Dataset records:
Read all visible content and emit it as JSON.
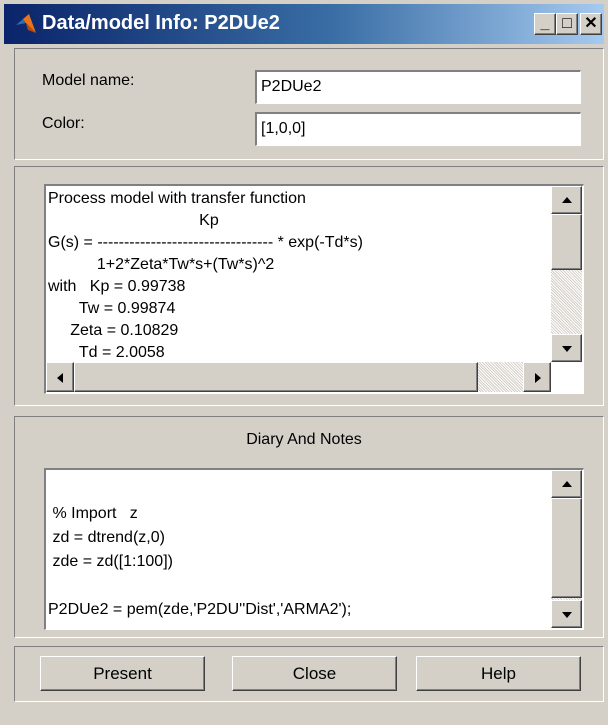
{
  "window": {
    "title": "Data/model Info: P2DUe2",
    "minimize_glyph": "_",
    "maximize_glyph": "□",
    "close_glyph": "✕"
  },
  "info": {
    "model_name_label": "Model name:",
    "model_name_value": "P2DUe2",
    "color_label": "Color:",
    "color_value": "[1,0,0]"
  },
  "model_text": {
    "lines": [
      "Process model with transfer function",
      "                                  Kp",
      "G(s) = --------------------------------- * exp(-Td*s)",
      "           1+2*Zeta*Tw*s+(Tw*s)^2",
      "with   Kp = 0.99738",
      "       Tw = 0.99874",
      "     Zeta = 0.10829",
      "       Td = 2.0058"
    ]
  },
  "diary": {
    "title": "Diary And Notes",
    "lines": [
      "",
      " % Import   z",
      " zd = dtrend(z,0)",
      " zde = zd([1:100])",
      "",
      "P2DUe2 = pem(zde,'P2DU''Dist','ARMA2');"
    ]
  },
  "buttons": {
    "present": "Present",
    "close": "Close",
    "help": "Help"
  },
  "colors": {
    "title_bar_start": "#0a246a",
    "title_bar_end": "#a6caf0",
    "face": "#d4d0c8",
    "icon_orange": "#e8731c"
  }
}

## To be done
All of the lines above should be retyped precisely, apart from the pictures.

## Answer below
Read all visible content and emit it as JSON.
{
  "window": {
    "title": "Data/model Info: P2DUe2",
    "minimize_glyph": "_",
    "maximize_glyph": "□",
    "close_glyph": "✕"
  },
  "info": {
    "model_name_label": "Model name:",
    "model_name_value": "P2DUe2",
    "color_label": "Color:",
    "color_value": "[1,0,0]"
  },
  "model_text": {
    "lines": [
      "Process model with transfer function",
      "                                  Kp",
      "G(s) = --------------------------------- * exp(-Td*s)",
      "           1+2*Zeta*Tw*s+(Tw*s)^2",
      "with   Kp = 0.99738",
      "       Tw = 0.99874",
      "     Zeta = 0.10829",
      "       Td = 2.0058"
    ]
  },
  "diary": {
    "title": "Diary And Notes",
    "lines": [
      "",
      " % Import   z",
      " zd = dtrend(z,0)",
      " zde = zd([1:100])",
      "",
      "P2DUe2 = pem(zde,'P2DU''Dist','ARMA2');"
    ]
  },
  "buttons": {
    "present": "Present",
    "close": "Close",
    "help": "Help"
  },
  "colors": {
    "title_bar_start": "#0a246a",
    "title_bar_end": "#a6caf0",
    "face": "#d4d0c8",
    "icon_orange": "#e8731c"
  }
}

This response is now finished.